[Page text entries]
==============================
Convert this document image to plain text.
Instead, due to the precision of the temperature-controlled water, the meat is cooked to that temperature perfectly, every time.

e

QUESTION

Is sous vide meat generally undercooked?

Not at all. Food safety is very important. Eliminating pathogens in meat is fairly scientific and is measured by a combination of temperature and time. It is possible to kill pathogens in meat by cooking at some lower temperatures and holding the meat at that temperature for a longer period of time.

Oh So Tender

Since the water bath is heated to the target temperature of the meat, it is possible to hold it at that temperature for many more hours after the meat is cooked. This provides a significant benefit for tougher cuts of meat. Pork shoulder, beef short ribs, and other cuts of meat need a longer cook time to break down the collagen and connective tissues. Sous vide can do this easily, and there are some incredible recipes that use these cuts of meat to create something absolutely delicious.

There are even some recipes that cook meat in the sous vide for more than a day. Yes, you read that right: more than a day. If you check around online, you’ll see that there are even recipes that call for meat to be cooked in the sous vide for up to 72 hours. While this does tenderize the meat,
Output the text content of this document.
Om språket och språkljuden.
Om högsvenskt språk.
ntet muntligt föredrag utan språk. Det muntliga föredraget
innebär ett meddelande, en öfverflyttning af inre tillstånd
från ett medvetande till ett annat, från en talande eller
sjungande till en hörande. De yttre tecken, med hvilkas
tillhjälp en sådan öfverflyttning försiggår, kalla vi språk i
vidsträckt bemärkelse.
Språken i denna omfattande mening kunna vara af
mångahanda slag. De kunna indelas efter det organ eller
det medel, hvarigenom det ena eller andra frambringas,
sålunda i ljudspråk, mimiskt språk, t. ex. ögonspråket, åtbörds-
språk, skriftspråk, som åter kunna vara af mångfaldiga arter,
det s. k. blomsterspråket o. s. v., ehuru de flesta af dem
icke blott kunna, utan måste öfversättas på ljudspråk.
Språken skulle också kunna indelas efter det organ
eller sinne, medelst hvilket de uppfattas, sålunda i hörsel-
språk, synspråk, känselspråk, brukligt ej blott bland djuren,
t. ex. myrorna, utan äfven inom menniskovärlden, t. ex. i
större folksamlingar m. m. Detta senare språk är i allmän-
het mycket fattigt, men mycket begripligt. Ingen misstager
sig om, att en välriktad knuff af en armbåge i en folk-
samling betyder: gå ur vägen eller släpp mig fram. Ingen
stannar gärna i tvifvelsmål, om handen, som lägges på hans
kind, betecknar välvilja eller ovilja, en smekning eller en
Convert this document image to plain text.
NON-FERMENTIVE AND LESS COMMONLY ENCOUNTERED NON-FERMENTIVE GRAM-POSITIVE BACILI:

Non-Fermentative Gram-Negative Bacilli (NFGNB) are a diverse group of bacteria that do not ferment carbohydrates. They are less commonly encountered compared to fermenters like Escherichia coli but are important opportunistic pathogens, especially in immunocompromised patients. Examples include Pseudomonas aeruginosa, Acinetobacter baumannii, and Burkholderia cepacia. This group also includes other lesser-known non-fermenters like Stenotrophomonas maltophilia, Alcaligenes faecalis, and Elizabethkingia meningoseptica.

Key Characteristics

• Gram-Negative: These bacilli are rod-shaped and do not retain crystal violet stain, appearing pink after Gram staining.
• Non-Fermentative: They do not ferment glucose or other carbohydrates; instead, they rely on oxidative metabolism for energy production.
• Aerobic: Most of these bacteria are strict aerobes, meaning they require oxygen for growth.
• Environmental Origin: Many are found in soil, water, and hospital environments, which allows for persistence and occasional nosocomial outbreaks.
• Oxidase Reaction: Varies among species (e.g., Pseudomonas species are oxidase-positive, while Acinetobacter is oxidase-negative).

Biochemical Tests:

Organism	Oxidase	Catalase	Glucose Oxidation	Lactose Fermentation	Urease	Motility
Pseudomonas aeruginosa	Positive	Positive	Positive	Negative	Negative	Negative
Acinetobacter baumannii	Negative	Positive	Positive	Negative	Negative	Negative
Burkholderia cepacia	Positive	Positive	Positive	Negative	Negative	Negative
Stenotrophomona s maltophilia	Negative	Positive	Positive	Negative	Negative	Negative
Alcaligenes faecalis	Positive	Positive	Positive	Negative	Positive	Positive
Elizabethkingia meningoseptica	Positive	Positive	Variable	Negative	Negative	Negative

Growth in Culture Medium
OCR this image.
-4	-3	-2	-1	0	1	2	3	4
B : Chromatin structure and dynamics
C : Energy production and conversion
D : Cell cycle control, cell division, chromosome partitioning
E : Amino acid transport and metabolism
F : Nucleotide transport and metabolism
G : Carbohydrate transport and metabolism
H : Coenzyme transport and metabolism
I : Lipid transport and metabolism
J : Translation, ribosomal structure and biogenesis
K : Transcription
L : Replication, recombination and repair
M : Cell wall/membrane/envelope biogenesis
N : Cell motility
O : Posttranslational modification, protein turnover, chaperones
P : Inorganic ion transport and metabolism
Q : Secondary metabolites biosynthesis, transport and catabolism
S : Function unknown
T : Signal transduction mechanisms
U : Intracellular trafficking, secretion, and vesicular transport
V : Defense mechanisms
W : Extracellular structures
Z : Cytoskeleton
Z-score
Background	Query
==============================
TASK TO CARRY OUT
Copy every line from the records above that contains the word "pathogens".

YOUR RESPONSE
Not at all. Food safety is very important. Eliminating pathogens in meat is fairly scientific and is measured by a combination of temperature and time. It is possible to kill pathogens in meat by cooking at some lower temperatures and holding the meat at that temperature for a longer period of time.
Non-Fermentative Gram-Negative Bacilli (NFGNB) are a diverse group of bacteria that do not ferment carbohydrates. They are less commonly encountered compared to fermenters like Escherichia coli but are important opportunistic pathogens, especially in immunocompromised patients. Examples include Pseudomonas aeruginosa, Acinetobacter baumannii, and Burkholderia cepacia. This group also includes other lesser-known non-fermenters like Stenotrophomonas maltophilia, Alcaligenes faecalis, and Elizabethkingia meningoseptica.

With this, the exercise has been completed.